▸ **Objective**
Rewrite the listing below with "x-tick-label" swapped for "x-axis-tick" and everything else unchanged, leaving out the pictures.

▸ **Item position entries**
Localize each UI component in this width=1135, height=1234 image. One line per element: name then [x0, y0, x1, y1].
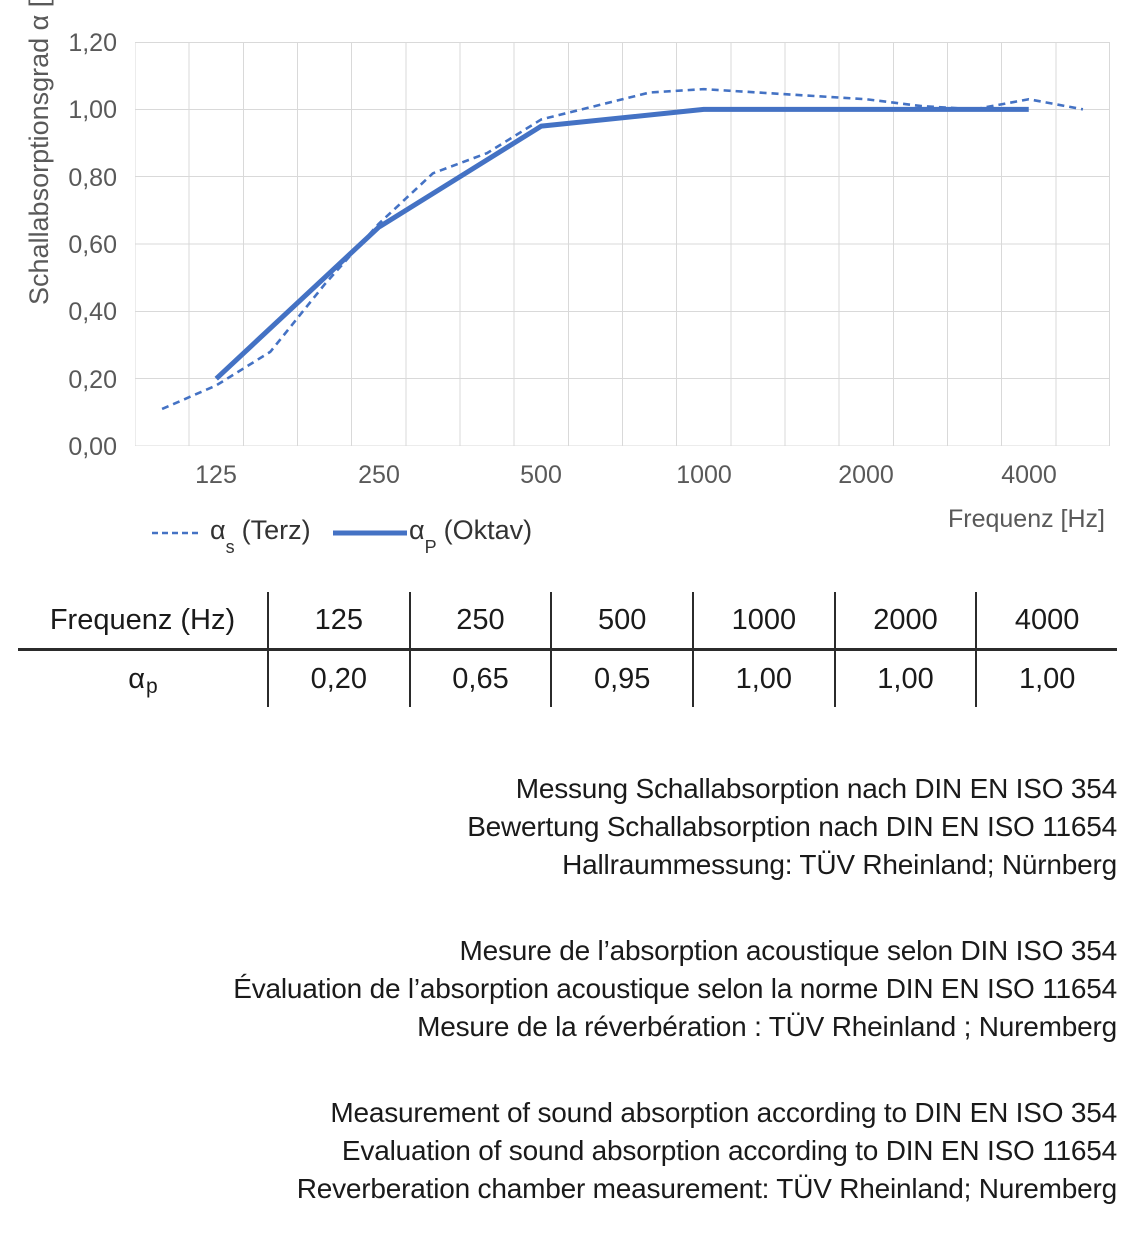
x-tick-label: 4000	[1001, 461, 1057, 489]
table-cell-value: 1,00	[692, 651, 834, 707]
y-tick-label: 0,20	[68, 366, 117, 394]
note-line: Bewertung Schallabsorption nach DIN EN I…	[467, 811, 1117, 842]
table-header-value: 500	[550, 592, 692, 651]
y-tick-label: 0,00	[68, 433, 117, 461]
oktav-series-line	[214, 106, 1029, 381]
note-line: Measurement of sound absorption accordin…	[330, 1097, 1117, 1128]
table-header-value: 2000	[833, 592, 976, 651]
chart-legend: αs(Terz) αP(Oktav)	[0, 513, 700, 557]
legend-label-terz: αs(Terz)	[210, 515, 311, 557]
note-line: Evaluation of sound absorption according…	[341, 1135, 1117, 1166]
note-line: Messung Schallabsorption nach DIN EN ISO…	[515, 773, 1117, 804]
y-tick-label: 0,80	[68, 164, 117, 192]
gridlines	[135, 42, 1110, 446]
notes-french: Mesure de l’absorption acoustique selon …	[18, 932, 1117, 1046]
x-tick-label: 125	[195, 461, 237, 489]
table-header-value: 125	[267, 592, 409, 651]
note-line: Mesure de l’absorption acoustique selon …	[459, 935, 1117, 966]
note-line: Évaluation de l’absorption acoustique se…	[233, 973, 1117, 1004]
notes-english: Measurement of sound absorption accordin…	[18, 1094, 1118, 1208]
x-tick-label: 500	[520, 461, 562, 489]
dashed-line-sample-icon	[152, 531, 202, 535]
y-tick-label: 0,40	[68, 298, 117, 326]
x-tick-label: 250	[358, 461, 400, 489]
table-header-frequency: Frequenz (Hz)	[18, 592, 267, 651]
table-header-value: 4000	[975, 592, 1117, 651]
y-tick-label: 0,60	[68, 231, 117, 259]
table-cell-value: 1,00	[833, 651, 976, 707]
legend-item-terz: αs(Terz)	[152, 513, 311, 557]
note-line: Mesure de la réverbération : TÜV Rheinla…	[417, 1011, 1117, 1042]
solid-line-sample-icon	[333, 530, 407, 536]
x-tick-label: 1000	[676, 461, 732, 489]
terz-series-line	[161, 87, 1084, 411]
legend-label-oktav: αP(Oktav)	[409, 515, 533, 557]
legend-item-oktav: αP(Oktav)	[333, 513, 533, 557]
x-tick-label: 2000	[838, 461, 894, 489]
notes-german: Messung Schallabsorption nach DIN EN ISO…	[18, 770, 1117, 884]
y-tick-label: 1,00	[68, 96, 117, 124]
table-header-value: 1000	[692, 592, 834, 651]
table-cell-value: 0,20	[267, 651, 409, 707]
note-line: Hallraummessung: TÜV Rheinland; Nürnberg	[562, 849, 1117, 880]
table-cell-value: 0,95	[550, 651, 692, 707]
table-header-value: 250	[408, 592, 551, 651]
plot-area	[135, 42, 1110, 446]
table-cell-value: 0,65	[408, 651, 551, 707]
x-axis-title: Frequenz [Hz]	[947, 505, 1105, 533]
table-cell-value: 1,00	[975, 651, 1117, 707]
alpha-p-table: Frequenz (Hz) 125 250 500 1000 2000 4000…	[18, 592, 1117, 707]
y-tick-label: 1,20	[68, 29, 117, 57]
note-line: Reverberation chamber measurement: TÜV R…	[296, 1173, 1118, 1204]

▸ **Exercise answer**
Localize each UI component in this width=1135, height=1234 image. One line per element: name then [x0, y0, x1, y1].
x-axis-tick: 4000	[1001, 461, 1057, 489]
table-cell-value: 1,00	[692, 651, 834, 707]
y-tick-label: 0,20	[68, 366, 117, 394]
note-line: Bewertung Schallabsorption nach DIN EN I…	[467, 811, 1117, 842]
table-header-value: 500	[550, 592, 692, 651]
y-tick-label: 0,00	[68, 433, 117, 461]
oktav-series-line	[214, 106, 1029, 381]
note-line: Measurement of sound absorption accordin…	[330, 1097, 1117, 1128]
table-header-value: 2000	[833, 592, 976, 651]
chart-legend: αs(Terz) αP(Oktav)	[0, 513, 700, 557]
legend-label-terz: αs(Terz)	[210, 515, 311, 557]
note-line: Evaluation of sound absorption according…	[341, 1135, 1117, 1166]
note-line: Messung Schallabsorption nach DIN EN ISO…	[515, 773, 1117, 804]
y-tick-label: 0,80	[68, 164, 117, 192]
gridlines	[135, 42, 1110, 446]
notes-french: Mesure de l’absorption acoustique selon …	[18, 932, 1117, 1046]
x-axis-tick: 125	[195, 461, 237, 489]
table-header-value: 125	[267, 592, 409, 651]
note-line: Mesure de l’absorption acoustique selon …	[459, 935, 1117, 966]
note-line: Évaluation de l’absorption acoustique se…	[233, 973, 1117, 1004]
notes-english: Measurement of sound absorption accordin…	[18, 1094, 1118, 1208]
x-axis-tick: 500	[520, 461, 562, 489]
dashed-line-sample-icon	[152, 531, 202, 535]
y-tick-label: 0,40	[68, 298, 117, 326]
x-axis-tick: 250	[358, 461, 400, 489]
table-header-frequency: Frequenz (Hz)	[18, 592, 267, 651]
table-header-value: 4000	[975, 592, 1117, 651]
y-tick-label: 0,60	[68, 231, 117, 259]
table-cell-value: 1,00	[833, 651, 976, 707]
legend-item-terz: αs(Terz)	[152, 513, 311, 557]
note-line: Mesure de la réverbération : TÜV Rheinla…	[417, 1011, 1117, 1042]
solid-line-sample-icon	[333, 530, 407, 536]
x-axis-tick: 1000	[676, 461, 732, 489]
terz-series-line	[161, 87, 1084, 411]
legend-label-oktav: αP(Oktav)	[409, 515, 533, 557]
legend-item-oktav: αP(Oktav)	[333, 513, 533, 557]
x-axis-tick: 2000	[838, 461, 894, 489]
notes-german: Messung Schallabsorption nach DIN EN ISO…	[18, 770, 1117, 884]
y-tick-label: 1,00	[68, 96, 117, 124]
table-header-value: 1000	[692, 592, 834, 651]
table-cell-value: 0,20	[267, 651, 409, 707]
note-line: Hallraummessung: TÜV Rheinland; Nürnberg	[562, 849, 1117, 880]
table-cell-value: 0,95	[550, 651, 692, 707]
table-header-value: 250	[408, 592, 551, 651]
plot-area	[135, 42, 1110, 446]
table-cell-value: 0,65	[408, 651, 551, 707]
x-axis-title: Frequenz [Hz]	[947, 505, 1105, 533]
table-cell-value: 1,00	[975, 651, 1117, 707]
alpha-p-table: Frequenz (Hz) 125 250 500 1000 2000 4000…	[18, 592, 1117, 707]
y-tick-label: 1,20	[68, 29, 117, 57]
note-line: Reverberation chamber measurement: TÜV R…	[296, 1173, 1118, 1204]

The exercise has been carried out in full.